#### [DOCUMENT TEXT]
============================================================
As became clear from from the posts Jekyll Tricks and Dispose of Typo3 I am a strong proponent of static web sites generated with tools.
I’ve used static site generation for over twelve years with Frame4 based tools. 2019 I switched my web sites as well as those I’m in charge of to Jekyll / Liquid.
Hyphenation
A generous dose of conditional or soft hyphens ("­"
)
on the site’s texts can greatly enhance the appearance especially with
variable sizes and menus. On the other hand, putting the “­s” in
by hand is troublesome and the spoils the readability for the
developer or author. Some tool support or automatism would be welcome.
But alas, for many tools and editors, hyphenation is no bright story
even when the language is mere English – and Jekyll is no exception here.
This post presents a tool able to add conditional (“soft” ­)
breaks to the (markdown) texts and (html) layouts or to remove them for sake
of source readability.
All needed is an actual (implementation version >= 1.21.06) Frame4 best as installed extension on a Java8 and an hyphenation definition file in the form of this example, appropriate for your texts’ topic and language.
For all that follows you need the tool
de.frame4j.FuR.
If you can start it to see the online help e.g. by one of the following
commands you got it perfectly.
java de.frame4j.FuR -help -de # show help in German (de)
java FuR -help -de # show help with comfort starter in English
Definition file
The excerpt of the hyphenation definition file shows the “one word per line with the hyphenation wanted” grammar:
---
# Definitions for [de-]hyphenation by de.frame4j.FuR
# A collection for German language for markdown texts and
# Jekyll web layouts. This file's encoding is UTF-8.
# Copyright 2021 Albrecht Weinert a-weinert.de
# $Revision: 58 $ # $Date: 2021-07-08 $)
---
Aus­bil­dungs­tag
Aus­dauer
aus­ge­nom­men
Be­rufs­wahl­messe
Blu­men­ge­stecke
dem­sel­ben
elek­tro­ni­sches
Ent­scheidungen
ent­wor­fen
er­hielt
Er­zie­hungs­be­rech­tigte
... and so on and so forth
For better readability – and for giving the file to a linguist for
checking / correcting – use the tool FuR to replace
­
by -
.
D:\eclips...>java FuR hyphDef_de.txt -omitFrntM "­" "-"
D:\eclipse18-09WS\web-hansibo\factory\hyphDef_de.txt
157 occurrences of search texts
The first parameter names the (only one in this case) file to work on, the
option -omitFrntM
says “Don’t touch a front matter” and the
second and third parameter define the pattern to find and its replacement.
============================================================
#### [DATASET RECORDS]
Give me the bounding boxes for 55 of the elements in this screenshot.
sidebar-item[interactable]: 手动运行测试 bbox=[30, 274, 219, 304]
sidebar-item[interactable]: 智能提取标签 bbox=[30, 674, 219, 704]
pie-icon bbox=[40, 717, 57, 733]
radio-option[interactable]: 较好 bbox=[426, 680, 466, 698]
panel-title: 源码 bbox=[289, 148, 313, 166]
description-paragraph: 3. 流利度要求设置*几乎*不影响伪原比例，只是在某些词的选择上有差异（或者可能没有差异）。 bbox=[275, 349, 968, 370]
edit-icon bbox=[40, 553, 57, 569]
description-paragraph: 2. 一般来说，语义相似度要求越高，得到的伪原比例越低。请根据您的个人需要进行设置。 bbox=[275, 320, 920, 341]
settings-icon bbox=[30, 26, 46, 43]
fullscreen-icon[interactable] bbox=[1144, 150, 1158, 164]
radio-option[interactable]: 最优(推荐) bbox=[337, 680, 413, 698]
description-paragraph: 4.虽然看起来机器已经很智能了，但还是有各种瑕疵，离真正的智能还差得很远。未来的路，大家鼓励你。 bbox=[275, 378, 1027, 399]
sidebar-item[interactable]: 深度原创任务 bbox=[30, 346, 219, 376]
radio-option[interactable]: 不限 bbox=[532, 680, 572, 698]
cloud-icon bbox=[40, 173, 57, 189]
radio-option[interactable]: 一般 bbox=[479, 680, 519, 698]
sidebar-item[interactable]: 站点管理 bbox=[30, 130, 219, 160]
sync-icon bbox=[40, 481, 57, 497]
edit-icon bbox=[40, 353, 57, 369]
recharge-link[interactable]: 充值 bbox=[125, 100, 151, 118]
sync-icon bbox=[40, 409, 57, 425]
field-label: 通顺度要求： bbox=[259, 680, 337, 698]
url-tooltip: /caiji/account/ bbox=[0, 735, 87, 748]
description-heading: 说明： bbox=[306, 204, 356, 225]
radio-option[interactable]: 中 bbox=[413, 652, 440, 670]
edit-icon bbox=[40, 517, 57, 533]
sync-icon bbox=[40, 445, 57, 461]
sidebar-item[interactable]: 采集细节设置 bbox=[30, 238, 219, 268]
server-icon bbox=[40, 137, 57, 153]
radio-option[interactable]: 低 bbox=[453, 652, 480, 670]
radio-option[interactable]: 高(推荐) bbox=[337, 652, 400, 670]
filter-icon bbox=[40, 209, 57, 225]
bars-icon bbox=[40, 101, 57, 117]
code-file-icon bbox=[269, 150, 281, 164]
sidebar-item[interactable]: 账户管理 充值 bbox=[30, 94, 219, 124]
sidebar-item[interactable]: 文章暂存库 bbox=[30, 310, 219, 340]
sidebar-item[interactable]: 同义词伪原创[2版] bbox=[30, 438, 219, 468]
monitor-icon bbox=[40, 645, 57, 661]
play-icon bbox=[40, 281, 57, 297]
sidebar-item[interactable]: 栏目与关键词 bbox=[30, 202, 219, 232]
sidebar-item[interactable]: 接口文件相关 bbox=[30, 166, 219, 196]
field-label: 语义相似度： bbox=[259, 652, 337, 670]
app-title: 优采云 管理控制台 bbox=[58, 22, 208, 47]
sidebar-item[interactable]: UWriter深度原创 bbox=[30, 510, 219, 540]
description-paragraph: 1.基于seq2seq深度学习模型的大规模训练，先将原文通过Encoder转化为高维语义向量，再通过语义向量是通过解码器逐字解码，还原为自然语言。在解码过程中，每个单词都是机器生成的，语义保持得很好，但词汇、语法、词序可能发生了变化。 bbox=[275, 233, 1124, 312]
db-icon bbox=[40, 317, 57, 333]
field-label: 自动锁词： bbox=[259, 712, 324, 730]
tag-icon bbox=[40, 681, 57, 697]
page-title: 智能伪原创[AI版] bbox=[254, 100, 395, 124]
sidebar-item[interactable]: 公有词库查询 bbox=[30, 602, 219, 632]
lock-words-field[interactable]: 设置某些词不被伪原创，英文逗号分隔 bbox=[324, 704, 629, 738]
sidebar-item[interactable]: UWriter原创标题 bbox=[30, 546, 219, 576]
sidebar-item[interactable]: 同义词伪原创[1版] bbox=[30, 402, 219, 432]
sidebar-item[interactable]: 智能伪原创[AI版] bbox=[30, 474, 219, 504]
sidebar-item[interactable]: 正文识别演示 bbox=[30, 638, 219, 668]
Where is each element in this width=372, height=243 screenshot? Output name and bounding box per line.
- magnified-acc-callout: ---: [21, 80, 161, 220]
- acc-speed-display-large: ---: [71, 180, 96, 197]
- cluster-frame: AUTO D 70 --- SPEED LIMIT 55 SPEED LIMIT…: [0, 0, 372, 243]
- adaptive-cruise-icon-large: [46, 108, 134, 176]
============================================================
#### [SHORT TASK]
From the post on hyphenation above, pull out word for word the part that opens with the words containing "If you can start" and closes with "# $Date: 2021-07-08 $)".

#### [ANSWER]
If you can start it to see the online help e.g. by one of the following
commands you got it perfectly.
java de.frame4j.FuR -help -de # show help in German (de)
java FuR -help -de # show help with comfort starter in English
Definition file
The excerpt of the hyphenation definition file shows the “one word per line with the hyphenation wanted” grammar:
---
# Definitions for [de-]hyphenation by de.frame4j.FuR
# A collection for German language for markdown texts and
# Jekyll web layouts. This file's encoding is UTF-8.
# Copyright 2021 Albrecht Weinert a-weinert.de
# $Revision: 58 $ # $Date: 2021-07-08 $)